START Input material

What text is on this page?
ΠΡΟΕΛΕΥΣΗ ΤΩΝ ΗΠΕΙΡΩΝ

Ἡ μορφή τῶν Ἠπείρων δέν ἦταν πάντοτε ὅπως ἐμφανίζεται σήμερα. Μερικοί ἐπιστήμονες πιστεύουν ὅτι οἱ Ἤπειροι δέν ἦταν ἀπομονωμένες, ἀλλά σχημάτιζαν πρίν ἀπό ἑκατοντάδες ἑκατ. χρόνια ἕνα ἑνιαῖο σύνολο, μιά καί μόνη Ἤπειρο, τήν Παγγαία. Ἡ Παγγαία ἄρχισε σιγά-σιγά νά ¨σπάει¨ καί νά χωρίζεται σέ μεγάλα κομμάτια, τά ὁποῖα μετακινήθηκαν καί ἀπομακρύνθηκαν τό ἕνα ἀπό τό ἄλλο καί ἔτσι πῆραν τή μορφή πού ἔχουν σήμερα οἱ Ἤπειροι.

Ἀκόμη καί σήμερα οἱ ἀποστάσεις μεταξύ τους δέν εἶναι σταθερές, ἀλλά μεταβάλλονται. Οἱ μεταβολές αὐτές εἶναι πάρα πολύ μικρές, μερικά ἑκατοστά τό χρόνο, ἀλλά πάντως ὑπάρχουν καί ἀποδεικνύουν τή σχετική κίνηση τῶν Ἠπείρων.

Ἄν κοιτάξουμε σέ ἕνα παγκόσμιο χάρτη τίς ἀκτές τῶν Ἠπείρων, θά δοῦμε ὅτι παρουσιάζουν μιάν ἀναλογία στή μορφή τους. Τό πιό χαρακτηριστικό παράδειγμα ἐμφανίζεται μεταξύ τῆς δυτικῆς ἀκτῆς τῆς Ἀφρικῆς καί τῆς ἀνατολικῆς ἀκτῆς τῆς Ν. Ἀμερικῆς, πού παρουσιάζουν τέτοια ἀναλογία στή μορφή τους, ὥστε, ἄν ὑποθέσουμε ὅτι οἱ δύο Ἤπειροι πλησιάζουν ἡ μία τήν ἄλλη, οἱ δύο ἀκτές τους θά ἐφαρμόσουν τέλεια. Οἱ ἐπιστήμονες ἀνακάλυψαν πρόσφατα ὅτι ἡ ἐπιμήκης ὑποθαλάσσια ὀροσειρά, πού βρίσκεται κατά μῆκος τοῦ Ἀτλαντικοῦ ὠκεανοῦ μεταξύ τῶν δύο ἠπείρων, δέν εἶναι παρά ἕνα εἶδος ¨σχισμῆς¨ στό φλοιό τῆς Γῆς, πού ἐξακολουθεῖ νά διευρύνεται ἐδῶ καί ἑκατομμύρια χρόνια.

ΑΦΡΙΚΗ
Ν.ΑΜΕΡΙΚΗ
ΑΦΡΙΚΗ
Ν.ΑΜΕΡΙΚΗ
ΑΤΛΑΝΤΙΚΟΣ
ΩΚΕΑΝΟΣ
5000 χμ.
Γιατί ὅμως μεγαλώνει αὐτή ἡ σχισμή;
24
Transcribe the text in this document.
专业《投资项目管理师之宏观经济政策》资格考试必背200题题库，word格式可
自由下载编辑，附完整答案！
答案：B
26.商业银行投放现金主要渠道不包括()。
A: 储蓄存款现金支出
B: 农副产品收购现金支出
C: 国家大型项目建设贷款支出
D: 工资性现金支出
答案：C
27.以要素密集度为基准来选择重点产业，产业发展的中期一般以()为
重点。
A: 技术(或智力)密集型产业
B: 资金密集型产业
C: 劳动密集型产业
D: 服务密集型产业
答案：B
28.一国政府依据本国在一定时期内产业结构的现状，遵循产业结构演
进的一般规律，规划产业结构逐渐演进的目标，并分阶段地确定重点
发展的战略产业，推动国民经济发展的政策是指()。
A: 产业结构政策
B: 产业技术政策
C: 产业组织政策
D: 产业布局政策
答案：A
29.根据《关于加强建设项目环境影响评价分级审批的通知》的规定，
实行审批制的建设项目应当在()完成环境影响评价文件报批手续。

END Input material

▶ _Stated exercise_
Please output every record, keeping each line exact.

▶ _Solution to this task_
What text is on this page?
ΠΡΟΕΛΕΥΣΗ ΤΩΝ ΗΠΕΙΡΩΝ

Ἡ μορφή τῶν Ἠπείρων δέν ἦταν πάντοτε ὅπως ἐμφανίζεται σήμερα. Μερικοί ἐπιστήμονες πιστεύουν ὅτι οἱ Ἤπειροι δέν ἦταν ἀπομονωμένες, ἀλλά σχημάτιζαν πρίν ἀπό ἑκατοντάδες ἑκατ. χρόνια ἕνα ἑνιαῖο σύνολο, μιά καί μόνη Ἤπειρο, τήν Παγγαία. Ἡ Παγγαία ἄρχισε σιγά-σιγά νά ¨σπάει¨ καί νά χωρίζεται σέ μεγάλα κομμάτια, τά ὁποῖα μετακινήθηκαν καί ἀπομακρύνθηκαν τό ἕνα ἀπό τό ἄλλο καί ἔτσι πῆραν τή μορφή πού ἔχουν σήμερα οἱ Ἤπειροι.

Ἀκόμη καί σήμερα οἱ ἀποστάσεις μεταξύ τους δέν εἶναι σταθερές, ἀλλά μεταβάλλονται. Οἱ μεταβολές αὐτές εἶναι πάρα πολύ μικρές, μερικά ἑκατοστά τό χρόνο, ἀλλά πάντως ὑπάρχουν καί ἀποδεικνύουν τή σχετική κίνηση τῶν Ἠπείρων.

Ἄν κοιτάξουμε σέ ἕνα παγκόσμιο χάρτη τίς ἀκτές τῶν Ἠπείρων, θά δοῦμε ὅτι παρουσιάζουν μιάν ἀναλογία στή μορφή τους. Τό πιό χαρακτηριστικό παράδειγμα ἐμφανίζεται μεταξύ τῆς δυτικῆς ἀκτῆς τῆς Ἀφρικῆς καί τῆς ἀνατολικῆς ἀκτῆς τῆς Ν. Ἀμερικῆς, πού παρουσιάζουν τέτοια ἀναλογία στή μορφή τους, ὥστε, ἄν ὑποθέσουμε ὅτι οἱ δύο Ἤπειροι πλησιάζουν ἡ μία τήν ἄλλη, οἱ δύο ἀκτές τους θά ἐφαρμόσουν τέλεια. Οἱ ἐπιστήμονες ἀνακάλυψαν πρόσφατα ὅτι ἡ ἐπιμήκης ὑποθαλάσσια ὀροσειρά, πού βρίσκεται κατά μῆκος τοῦ Ἀτλαντικοῦ ὠκεανοῦ μεταξύ τῶν δύο ἠπείρων, δέν εἶναι παρά ἕνα εἶδος ¨σχισμῆς¨ στό φλοιό τῆς Γῆς, πού ἐξακολουθεῖ νά διευρύνεται ἐδῶ καί ἑκατομμύρια χρόνια.

ΑΦΡΙΚΗ
Ν.ΑΜΕΡΙΚΗ
ΑΦΡΙΚΗ
Ν.ΑΜΕΡΙΚΗ
ΑΤΛΑΝΤΙΚΟΣ
ΩΚΕΑΝΟΣ
5000 χμ.
Γιατί ὅμως μεγαλώνει αὐτή ἡ σχισμή;
24
Transcribe the text in this document.
专业《投资项目管理师之宏观经济政策》资格考试必背200题题库，word格式可
自由下载编辑，附完整答案！
答案：B
26.商业银行投放现金主要渠道不包括()。
A: 储蓄存款现金支出
B: 农副产品收购现金支出
C: 国家大型项目建设贷款支出
D: 工资性现金支出
答案：C
27.以要素密集度为基准来选择重点产业，产业发展的中期一般以()为
重点。
A: 技术(或智力)密集型产业
B: 资金密集型产业
C: 劳动密集型产业
D: 服务密集型产业
答案：B
28.一国政府依据本国在一定时期内产业结构的现状，遵循产业结构演
进的一般规律，规划产业结构逐渐演进的目标，并分阶段地确定重点
发展的战略产业，推动国民经济发展的政策是指()。
A: 产业结构政策
B: 产业技术政策
C: 产业组织政策
D: 产业布局政策
答案：A
29.根据《关于加强建设项目环境影响评价分级审批的通知》的规定，
实行审批制的建设项目应当在()完成环境影响评价文件报批手续。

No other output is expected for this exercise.